** start Data listing **
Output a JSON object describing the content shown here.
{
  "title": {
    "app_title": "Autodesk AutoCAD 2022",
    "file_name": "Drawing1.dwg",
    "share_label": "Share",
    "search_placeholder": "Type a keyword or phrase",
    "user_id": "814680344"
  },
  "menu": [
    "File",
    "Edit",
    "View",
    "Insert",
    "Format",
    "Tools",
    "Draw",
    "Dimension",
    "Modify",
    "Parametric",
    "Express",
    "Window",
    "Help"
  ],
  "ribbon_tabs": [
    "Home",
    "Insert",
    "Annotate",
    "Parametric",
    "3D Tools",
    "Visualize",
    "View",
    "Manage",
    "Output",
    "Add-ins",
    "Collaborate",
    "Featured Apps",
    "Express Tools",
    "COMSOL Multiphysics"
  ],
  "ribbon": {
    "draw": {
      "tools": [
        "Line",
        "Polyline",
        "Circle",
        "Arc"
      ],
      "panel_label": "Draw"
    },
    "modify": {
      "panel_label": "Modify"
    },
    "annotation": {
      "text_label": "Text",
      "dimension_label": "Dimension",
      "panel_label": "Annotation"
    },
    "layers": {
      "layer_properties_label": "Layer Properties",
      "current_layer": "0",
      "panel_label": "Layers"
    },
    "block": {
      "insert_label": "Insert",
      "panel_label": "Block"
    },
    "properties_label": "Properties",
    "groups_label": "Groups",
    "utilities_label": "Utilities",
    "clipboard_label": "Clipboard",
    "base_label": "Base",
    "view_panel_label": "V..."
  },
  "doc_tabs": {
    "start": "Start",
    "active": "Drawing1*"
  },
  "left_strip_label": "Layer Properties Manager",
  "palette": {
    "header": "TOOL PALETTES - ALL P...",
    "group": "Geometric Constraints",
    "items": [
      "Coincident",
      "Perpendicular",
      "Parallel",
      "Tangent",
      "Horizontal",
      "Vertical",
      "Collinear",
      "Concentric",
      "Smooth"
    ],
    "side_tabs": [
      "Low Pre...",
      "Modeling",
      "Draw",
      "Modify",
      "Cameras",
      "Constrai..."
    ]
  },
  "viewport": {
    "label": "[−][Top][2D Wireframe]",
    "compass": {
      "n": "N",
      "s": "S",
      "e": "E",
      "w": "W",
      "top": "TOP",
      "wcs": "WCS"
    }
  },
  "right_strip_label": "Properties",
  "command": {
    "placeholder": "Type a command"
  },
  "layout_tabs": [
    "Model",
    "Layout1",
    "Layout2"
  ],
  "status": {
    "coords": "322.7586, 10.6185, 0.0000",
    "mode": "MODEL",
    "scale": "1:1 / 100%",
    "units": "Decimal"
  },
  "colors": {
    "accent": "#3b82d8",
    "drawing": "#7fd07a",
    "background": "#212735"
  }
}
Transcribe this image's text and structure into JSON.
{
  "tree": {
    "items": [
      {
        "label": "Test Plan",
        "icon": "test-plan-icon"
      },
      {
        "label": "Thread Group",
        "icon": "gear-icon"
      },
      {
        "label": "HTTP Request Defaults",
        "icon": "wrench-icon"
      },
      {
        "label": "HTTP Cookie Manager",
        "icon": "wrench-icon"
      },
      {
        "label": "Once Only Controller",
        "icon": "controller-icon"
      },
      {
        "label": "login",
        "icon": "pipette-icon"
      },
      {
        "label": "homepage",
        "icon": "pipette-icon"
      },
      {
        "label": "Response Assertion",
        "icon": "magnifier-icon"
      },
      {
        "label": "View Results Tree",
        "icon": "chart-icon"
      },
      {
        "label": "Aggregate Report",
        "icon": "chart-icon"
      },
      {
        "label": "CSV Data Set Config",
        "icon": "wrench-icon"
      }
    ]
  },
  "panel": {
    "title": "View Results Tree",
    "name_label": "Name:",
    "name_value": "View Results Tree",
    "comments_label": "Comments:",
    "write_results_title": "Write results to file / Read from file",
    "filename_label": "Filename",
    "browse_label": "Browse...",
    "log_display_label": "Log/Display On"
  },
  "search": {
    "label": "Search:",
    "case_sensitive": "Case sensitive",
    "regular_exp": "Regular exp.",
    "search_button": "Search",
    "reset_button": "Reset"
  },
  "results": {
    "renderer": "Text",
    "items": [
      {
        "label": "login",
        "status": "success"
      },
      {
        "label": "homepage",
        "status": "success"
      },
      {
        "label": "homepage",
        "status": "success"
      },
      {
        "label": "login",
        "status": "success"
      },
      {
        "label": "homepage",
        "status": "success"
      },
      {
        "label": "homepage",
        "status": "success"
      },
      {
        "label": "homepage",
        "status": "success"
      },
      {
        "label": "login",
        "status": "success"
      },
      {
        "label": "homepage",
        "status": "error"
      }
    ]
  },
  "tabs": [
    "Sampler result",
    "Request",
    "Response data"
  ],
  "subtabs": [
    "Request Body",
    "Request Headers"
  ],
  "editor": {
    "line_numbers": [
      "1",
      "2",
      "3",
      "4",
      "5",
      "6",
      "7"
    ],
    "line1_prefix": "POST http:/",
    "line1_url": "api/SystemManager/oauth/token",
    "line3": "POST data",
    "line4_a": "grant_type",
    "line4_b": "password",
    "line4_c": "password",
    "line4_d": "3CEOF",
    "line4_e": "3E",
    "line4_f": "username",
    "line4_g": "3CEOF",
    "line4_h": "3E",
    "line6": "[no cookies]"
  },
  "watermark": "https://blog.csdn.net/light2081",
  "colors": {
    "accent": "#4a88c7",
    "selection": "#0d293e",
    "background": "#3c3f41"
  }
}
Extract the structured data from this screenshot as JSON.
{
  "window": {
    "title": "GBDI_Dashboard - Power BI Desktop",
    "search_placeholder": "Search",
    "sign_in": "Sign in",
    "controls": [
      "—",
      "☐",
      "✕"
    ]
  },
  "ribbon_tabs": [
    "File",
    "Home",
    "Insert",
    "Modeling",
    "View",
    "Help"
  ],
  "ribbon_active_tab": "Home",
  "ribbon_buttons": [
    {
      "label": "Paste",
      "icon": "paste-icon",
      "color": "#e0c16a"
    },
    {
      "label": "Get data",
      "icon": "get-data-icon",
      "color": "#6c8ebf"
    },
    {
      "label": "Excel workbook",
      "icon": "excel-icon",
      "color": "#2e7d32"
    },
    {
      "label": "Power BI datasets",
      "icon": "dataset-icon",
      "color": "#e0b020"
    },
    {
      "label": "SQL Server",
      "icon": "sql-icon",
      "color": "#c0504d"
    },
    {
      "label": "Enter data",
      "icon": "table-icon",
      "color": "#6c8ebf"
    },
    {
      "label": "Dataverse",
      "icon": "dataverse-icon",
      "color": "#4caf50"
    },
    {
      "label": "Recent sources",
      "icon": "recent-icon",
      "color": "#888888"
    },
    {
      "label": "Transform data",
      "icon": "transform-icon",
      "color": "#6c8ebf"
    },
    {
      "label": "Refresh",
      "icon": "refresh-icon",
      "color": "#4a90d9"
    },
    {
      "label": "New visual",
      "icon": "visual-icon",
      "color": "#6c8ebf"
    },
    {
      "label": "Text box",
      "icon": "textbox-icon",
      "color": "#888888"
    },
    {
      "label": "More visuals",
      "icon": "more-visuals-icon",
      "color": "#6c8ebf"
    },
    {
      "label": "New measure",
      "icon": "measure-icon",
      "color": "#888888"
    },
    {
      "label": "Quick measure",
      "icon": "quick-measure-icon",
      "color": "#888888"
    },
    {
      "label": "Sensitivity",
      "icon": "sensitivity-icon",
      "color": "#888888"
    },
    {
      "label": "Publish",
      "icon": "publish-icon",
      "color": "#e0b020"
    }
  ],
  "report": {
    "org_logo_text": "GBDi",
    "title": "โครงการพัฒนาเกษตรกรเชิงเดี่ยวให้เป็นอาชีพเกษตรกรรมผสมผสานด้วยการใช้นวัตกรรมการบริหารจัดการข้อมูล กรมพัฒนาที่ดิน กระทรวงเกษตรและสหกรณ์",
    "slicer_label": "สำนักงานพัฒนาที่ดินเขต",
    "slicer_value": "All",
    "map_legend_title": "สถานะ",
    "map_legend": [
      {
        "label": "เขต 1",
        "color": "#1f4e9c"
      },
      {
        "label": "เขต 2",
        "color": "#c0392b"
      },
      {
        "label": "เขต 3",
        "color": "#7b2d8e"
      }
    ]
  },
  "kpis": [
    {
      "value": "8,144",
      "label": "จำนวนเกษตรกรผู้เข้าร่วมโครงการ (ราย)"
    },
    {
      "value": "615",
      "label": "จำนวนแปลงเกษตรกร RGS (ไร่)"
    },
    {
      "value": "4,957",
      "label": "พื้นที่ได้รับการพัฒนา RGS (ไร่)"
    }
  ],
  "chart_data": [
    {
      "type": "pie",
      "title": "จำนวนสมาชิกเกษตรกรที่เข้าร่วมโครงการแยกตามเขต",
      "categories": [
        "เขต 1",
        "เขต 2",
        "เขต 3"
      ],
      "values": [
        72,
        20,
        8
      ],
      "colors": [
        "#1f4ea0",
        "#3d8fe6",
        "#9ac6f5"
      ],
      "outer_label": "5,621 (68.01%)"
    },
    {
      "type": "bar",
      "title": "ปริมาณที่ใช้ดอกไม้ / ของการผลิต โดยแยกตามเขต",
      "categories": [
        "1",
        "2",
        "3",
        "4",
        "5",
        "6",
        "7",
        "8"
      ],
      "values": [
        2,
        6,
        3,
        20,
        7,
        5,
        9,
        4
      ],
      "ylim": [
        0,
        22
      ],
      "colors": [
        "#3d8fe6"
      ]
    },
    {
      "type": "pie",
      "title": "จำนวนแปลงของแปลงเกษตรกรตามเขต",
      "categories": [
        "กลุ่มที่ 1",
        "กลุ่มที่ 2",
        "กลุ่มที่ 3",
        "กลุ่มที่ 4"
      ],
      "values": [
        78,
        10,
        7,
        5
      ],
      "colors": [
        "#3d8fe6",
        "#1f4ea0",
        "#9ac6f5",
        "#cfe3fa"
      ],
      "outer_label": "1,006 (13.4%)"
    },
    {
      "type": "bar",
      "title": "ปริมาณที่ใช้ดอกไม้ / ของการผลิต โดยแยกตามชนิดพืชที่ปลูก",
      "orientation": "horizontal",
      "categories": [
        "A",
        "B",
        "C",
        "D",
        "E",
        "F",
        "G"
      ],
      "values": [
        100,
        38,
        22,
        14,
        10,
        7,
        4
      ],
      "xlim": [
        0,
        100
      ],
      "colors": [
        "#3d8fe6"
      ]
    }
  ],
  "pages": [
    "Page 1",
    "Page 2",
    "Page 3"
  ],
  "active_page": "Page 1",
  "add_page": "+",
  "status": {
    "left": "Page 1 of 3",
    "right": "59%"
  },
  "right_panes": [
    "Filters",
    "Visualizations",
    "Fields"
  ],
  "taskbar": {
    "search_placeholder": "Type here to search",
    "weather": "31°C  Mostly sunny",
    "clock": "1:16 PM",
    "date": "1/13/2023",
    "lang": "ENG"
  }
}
** end Data listing **
The answer is the number of lines in the preceding material that hold "ฒนาท"; write that number and nothing else.

Answer to this exercise
2